PROBLEM DETAILS:
The data must be returned in full and exactly as given.

DATA SHOWN:

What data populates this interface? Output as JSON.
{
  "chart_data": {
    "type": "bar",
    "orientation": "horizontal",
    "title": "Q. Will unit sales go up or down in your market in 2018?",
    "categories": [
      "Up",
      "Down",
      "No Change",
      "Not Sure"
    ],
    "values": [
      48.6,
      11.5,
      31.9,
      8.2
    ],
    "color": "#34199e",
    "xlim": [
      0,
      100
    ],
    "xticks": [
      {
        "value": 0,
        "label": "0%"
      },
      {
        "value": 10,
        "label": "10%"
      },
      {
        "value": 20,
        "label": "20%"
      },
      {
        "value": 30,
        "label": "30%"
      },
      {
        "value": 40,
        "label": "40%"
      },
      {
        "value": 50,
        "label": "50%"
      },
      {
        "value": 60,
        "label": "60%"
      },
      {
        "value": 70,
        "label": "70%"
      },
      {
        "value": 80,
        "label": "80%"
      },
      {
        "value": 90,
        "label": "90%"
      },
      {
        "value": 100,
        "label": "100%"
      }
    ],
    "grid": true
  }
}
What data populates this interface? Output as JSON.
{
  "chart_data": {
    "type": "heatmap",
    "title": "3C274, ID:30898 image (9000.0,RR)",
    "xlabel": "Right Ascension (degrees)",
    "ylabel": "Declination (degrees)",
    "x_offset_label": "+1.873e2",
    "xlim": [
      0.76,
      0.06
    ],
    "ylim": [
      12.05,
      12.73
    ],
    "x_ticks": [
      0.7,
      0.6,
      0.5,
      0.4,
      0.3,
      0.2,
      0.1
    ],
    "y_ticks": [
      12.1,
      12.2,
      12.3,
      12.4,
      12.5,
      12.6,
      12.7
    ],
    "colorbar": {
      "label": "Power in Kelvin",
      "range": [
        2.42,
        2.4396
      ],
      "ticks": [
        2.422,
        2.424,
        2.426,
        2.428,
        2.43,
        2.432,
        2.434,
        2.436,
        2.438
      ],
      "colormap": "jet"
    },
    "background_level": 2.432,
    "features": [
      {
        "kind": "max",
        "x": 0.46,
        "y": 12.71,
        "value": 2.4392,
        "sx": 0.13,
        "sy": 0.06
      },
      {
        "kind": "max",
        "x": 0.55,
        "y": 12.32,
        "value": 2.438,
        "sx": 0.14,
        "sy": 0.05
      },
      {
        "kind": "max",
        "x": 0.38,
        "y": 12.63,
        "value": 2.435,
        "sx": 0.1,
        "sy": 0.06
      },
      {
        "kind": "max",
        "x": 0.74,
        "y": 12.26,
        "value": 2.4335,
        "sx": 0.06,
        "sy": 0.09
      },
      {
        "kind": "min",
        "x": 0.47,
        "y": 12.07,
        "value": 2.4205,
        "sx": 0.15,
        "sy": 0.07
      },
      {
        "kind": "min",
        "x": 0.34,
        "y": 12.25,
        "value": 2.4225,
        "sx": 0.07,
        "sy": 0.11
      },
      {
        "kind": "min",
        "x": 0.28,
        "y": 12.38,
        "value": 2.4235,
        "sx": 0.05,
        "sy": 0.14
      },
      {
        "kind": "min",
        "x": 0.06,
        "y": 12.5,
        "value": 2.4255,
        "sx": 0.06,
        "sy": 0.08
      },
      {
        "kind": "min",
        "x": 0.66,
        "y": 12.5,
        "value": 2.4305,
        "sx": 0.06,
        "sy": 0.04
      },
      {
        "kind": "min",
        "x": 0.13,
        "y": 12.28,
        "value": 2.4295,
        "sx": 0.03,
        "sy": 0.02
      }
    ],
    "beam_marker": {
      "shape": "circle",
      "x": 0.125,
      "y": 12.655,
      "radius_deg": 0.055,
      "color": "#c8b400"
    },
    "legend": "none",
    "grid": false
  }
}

RESULT BELOW:
What data populates this interface? Output as JSON.
{
  "chart_data": {
    "type": "bar",
    "orientation": "horizontal",
    "title": "Q. Will unit sales go up or down in your market in 2018?",
    "categories": [
      "Up",
      "Down",
      "No Change",
      "Not Sure"
    ],
    "values": [
      48.6,
      11.5,
      31.9,
      8.2
    ],
    "color": "#34199e",
    "xlim": [
      0,
      100
    ],
    "xticks": [
      {
        "value": 0,
        "label": "0%"
      },
      {
        "value": 10,
        "label": "10%"
      },
      {
        "value": 20,
        "label": "20%"
      },
      {
        "value": 30,
        "label": "30%"
      },
      {
        "value": 40,
        "label": "40%"
      },
      {
        "value": 50,
        "label": "50%"
      },
      {
        "value": 60,
        "label": "60%"
      },
      {
        "value": 70,
        "label": "70%"
      },
      {
        "value": 80,
        "label": "80%"
      },
      {
        "value": 90,
        "label": "90%"
      },
      {
        "value": 100,
        "label": "100%"
      }
    ],
    "grid": true
  }
}
What data populates this interface? Output as JSON.
{
  "chart_data": {
    "type": "heatmap",
    "title": "3C274, ID:30898 image (9000.0,RR)",
    "xlabel": "Right Ascension (degrees)",
    "ylabel": "Declination (degrees)",
    "x_offset_label": "+1.873e2",
    "xlim": [
      0.76,
      0.06
    ],
    "ylim": [
      12.05,
      12.73
    ],
    "x_ticks": [
      0.7,
      0.6,
      0.5,
      0.4,
      0.3,
      0.2,
      0.1
    ],
    "y_ticks": [
      12.1,
      12.2,
      12.3,
      12.4,
      12.5,
      12.6,
      12.7
    ],
    "colorbar": {
      "label": "Power in Kelvin",
      "range": [
        2.42,
        2.4396
      ],
      "ticks": [
        2.422,
        2.424,
        2.426,
        2.428,
        2.43,
        2.432,
        2.434,
        2.436,
        2.438
      ],
      "colormap": "jet"
    },
    "background_level": 2.432,
    "features": [
      {
        "kind": "max",
        "x": 0.46,
        "y": 12.71,
        "value": 2.4392,
        "sx": 0.13,
        "sy": 0.06
      },
      {
        "kind": "max",
        "x": 0.55,
        "y": 12.32,
        "value": 2.438,
        "sx": 0.14,
        "sy": 0.05
      },
      {
        "kind": "max",
        "x": 0.38,
        "y": 12.63,
        "value": 2.435,
        "sx": 0.1,
        "sy": 0.06
      },
      {
        "kind": "max",
        "x": 0.74,
        "y": 12.26,
        "value": 2.4335,
        "sx": 0.06,
        "sy": 0.09
      },
      {
        "kind": "min",
        "x": 0.47,
        "y": 12.07,
        "value": 2.4205,
        "sx": 0.15,
        "sy": 0.07
      },
      {
        "kind": "min",
        "x": 0.34,
        "y": 12.25,
        "value": 2.4225,
        "sx": 0.07,
        "sy": 0.11
      },
      {
        "kind": "min",
        "x": 0.28,
        "y": 12.38,
        "value": 2.4235,
        "sx": 0.05,
        "sy": 0.14
      },
      {
        "kind": "min",
        "x": 0.06,
        "y": 12.5,
        "value": 2.4255,
        "sx": 0.06,
        "sy": 0.08
      },
      {
        "kind": "min",
        "x": 0.66,
        "y": 12.5,
        "value": 2.4305,
        "sx": 0.06,
        "sy": 0.04
      },
      {
        "kind": "min",
        "x": 0.13,
        "y": 12.28,
        "value": 2.4295,
        "sx": 0.03,
        "sy": 0.02
      }
    ],
    "beam_marker": {
      "shape": "circle",
      "x": 0.125,
      "y": 12.655,
      "radius_deg": 0.055,
      "color": "#c8b400"
    },
    "legend": "none",
    "grid": false
  }
}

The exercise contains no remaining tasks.